Records provided -
----
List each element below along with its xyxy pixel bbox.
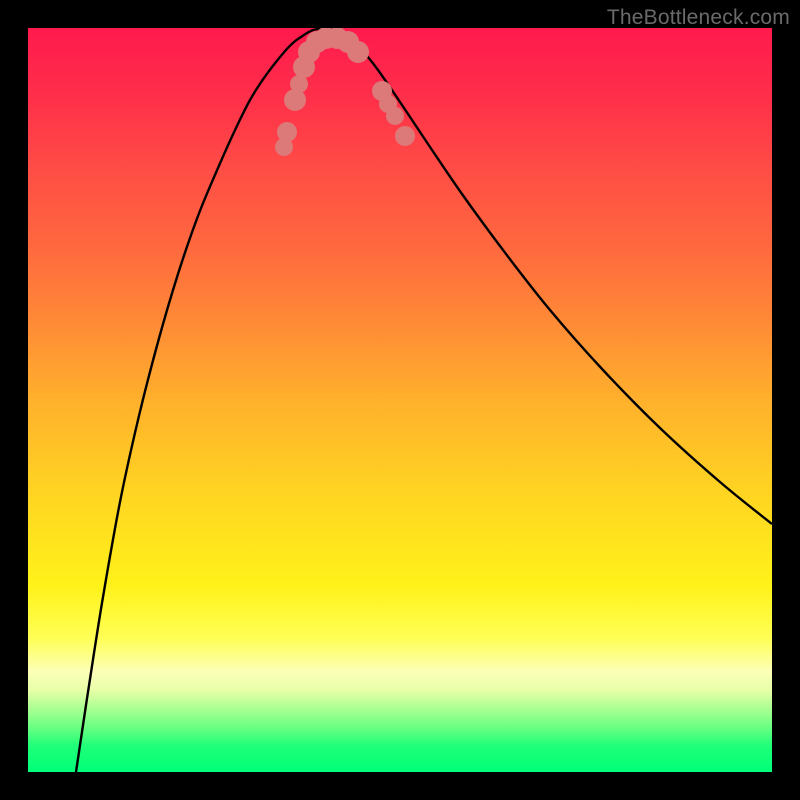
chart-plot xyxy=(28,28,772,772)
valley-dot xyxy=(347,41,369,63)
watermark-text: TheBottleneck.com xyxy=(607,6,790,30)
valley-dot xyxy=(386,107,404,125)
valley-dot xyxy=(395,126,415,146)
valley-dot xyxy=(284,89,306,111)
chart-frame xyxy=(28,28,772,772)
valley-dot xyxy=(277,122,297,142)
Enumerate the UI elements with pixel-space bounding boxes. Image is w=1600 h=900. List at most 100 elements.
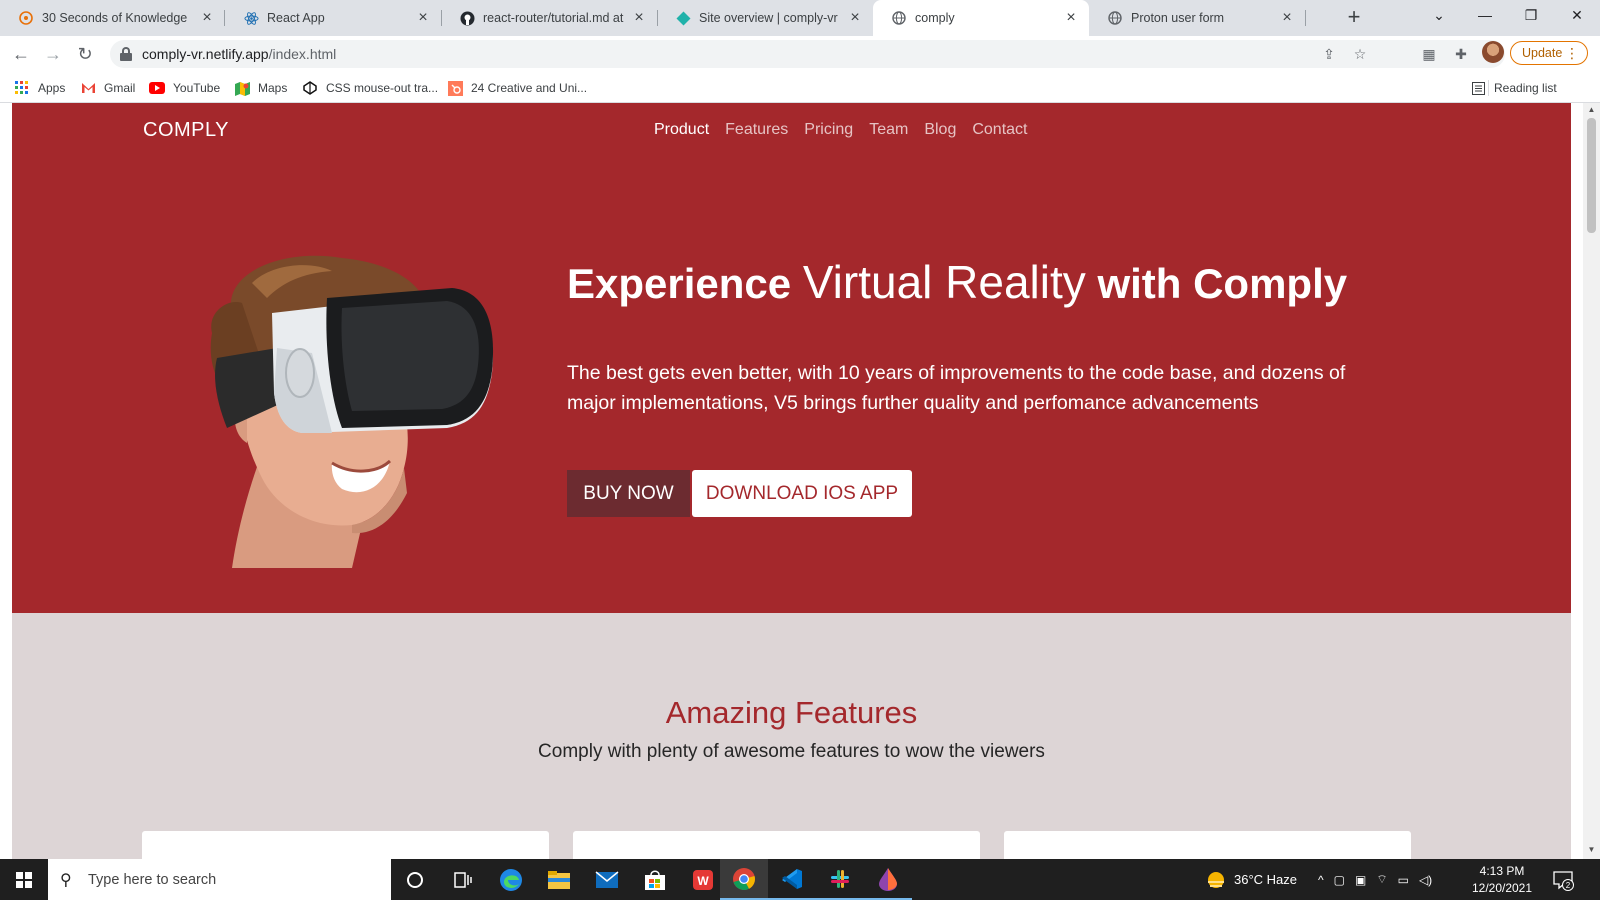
----
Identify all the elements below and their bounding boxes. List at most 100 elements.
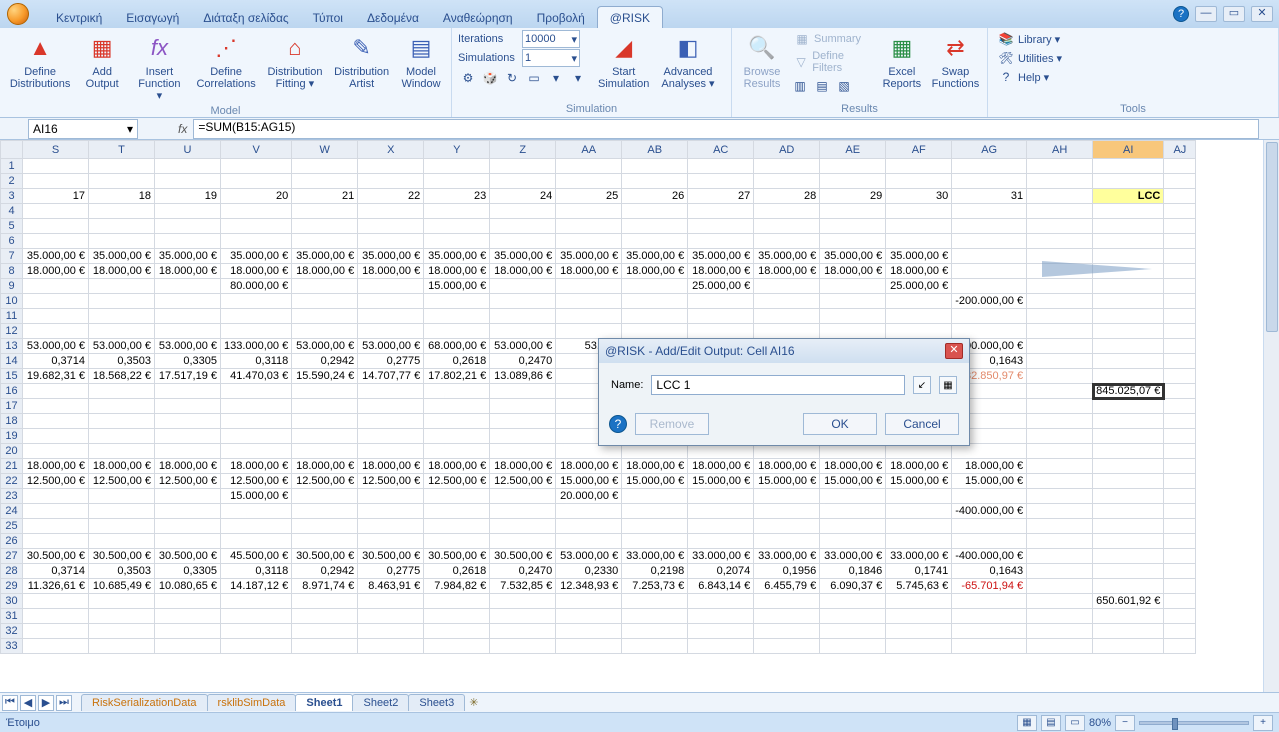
----
Aim -
Return the records above verbatim, starting at the line that contains "List each element" and ending after the line that contains "Enumerate the UI". Leave out the pictures.

Answer to the exercise -
List each element below along with its xyxy pixel bbox.
chart-plot xyxy=(28,28,772,772)
valley-dot xyxy=(347,41,369,63)
watermark-text: TheBottleneck.com xyxy=(607,6,790,30)
valley-dot xyxy=(386,107,404,125)
valley-dot xyxy=(395,126,415,146)
valley-dot xyxy=(284,89,306,111)
chart-frame xyxy=(28,28,772,772)
valley-dot xyxy=(277,122,297,142)
Enumerate the UI elements with pixel-space bounding boxes. Image is w=1600 h=900. List at most 100 elements.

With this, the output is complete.